** BEGIN Extracted material **

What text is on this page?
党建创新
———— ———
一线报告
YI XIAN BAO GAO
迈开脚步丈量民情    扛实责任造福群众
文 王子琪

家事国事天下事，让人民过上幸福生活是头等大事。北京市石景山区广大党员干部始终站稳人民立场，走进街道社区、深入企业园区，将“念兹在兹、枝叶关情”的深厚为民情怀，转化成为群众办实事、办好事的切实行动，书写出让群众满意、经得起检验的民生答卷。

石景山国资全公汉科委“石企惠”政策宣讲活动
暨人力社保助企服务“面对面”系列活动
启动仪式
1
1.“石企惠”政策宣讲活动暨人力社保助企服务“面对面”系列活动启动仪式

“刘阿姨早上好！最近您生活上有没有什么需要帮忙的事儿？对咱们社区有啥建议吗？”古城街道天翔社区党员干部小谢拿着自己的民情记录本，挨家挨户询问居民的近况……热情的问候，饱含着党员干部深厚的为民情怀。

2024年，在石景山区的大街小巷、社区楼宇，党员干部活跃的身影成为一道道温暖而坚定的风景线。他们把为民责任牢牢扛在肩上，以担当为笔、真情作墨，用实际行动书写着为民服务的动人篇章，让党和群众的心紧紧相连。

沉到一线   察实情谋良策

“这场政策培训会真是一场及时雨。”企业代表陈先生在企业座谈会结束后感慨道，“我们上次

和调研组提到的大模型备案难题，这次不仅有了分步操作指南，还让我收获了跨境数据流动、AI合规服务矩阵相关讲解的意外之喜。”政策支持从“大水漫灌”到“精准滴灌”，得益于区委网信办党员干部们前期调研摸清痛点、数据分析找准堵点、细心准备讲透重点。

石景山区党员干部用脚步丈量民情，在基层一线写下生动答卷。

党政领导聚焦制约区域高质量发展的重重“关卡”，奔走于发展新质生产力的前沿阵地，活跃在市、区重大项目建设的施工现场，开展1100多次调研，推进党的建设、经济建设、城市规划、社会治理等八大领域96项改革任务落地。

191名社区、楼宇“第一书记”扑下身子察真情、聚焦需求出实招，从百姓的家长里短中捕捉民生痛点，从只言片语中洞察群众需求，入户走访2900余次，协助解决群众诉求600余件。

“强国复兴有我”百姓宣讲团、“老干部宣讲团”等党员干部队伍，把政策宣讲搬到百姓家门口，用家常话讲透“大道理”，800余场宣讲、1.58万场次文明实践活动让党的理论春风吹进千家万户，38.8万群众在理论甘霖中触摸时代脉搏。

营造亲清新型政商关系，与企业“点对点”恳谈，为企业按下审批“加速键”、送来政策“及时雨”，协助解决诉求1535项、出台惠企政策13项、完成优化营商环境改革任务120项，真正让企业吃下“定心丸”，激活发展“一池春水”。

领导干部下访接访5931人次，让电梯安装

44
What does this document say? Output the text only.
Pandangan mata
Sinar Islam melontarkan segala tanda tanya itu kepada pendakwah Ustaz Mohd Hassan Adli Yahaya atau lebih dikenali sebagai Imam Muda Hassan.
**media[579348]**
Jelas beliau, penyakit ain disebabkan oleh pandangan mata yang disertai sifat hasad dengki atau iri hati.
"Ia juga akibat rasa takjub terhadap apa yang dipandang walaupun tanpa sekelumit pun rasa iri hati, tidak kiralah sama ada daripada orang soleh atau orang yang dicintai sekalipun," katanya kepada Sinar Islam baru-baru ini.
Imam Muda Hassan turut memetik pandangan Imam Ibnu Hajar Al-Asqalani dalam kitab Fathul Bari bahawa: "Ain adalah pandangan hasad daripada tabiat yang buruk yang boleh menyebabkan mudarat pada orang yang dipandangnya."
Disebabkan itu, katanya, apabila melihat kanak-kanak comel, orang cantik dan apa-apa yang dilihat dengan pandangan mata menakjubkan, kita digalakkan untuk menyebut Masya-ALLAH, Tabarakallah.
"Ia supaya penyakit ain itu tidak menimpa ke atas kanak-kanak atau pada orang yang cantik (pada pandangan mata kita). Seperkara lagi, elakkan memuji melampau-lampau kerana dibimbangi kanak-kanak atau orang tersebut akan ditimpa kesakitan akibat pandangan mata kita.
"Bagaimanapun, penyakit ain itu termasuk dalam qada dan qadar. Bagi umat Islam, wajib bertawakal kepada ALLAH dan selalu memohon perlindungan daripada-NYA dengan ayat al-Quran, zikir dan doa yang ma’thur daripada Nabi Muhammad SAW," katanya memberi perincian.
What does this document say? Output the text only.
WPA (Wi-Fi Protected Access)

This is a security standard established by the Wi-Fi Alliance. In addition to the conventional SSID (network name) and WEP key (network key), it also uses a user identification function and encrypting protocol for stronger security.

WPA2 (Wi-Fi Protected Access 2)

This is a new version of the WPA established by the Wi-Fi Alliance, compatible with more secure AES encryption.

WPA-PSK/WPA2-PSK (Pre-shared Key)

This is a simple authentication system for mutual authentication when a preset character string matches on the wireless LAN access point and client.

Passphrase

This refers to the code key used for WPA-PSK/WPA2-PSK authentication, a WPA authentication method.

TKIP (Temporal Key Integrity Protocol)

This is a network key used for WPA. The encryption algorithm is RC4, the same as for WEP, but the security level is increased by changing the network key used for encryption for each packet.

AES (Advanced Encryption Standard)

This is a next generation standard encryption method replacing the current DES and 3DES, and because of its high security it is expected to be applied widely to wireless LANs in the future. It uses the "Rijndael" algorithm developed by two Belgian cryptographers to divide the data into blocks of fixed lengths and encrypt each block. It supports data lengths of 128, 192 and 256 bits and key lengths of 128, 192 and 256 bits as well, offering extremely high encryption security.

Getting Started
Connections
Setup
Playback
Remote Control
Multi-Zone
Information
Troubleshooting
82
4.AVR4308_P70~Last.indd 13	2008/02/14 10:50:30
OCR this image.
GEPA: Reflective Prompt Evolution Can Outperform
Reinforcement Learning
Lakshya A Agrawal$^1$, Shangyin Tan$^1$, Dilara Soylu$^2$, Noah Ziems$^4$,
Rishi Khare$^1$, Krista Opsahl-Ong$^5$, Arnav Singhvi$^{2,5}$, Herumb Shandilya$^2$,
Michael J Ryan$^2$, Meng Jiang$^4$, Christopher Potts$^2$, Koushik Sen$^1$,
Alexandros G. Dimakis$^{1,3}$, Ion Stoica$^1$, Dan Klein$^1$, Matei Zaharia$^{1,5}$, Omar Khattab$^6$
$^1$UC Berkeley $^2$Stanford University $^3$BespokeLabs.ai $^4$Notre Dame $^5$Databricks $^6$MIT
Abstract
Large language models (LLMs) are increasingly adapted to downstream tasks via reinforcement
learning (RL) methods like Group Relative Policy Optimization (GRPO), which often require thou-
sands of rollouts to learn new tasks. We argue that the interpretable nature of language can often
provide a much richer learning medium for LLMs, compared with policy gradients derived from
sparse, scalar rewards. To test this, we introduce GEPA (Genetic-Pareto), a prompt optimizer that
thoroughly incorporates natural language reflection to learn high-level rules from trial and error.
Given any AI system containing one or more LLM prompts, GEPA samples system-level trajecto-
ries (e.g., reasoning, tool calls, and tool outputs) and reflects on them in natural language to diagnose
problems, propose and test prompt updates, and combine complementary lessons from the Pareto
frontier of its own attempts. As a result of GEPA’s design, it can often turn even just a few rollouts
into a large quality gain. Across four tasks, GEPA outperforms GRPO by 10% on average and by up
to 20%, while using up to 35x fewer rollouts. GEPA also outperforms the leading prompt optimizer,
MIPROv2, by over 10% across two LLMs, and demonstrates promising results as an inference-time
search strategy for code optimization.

** END Extracted material **

_Task description_:
Copy each line of the records containing the string "network".

_Answer_:
This is a security standard established by the Wi-Fi Alliance. In addition to the conventional SSID (network name) and WEP key (network key), it also uses a user identification function and encrypting protocol for stronger security.
This is a network key used for WPA. The encryption algorithm is RC4, the same as for WEP, but the security level is increased by changing the network key used for encryption for each packet.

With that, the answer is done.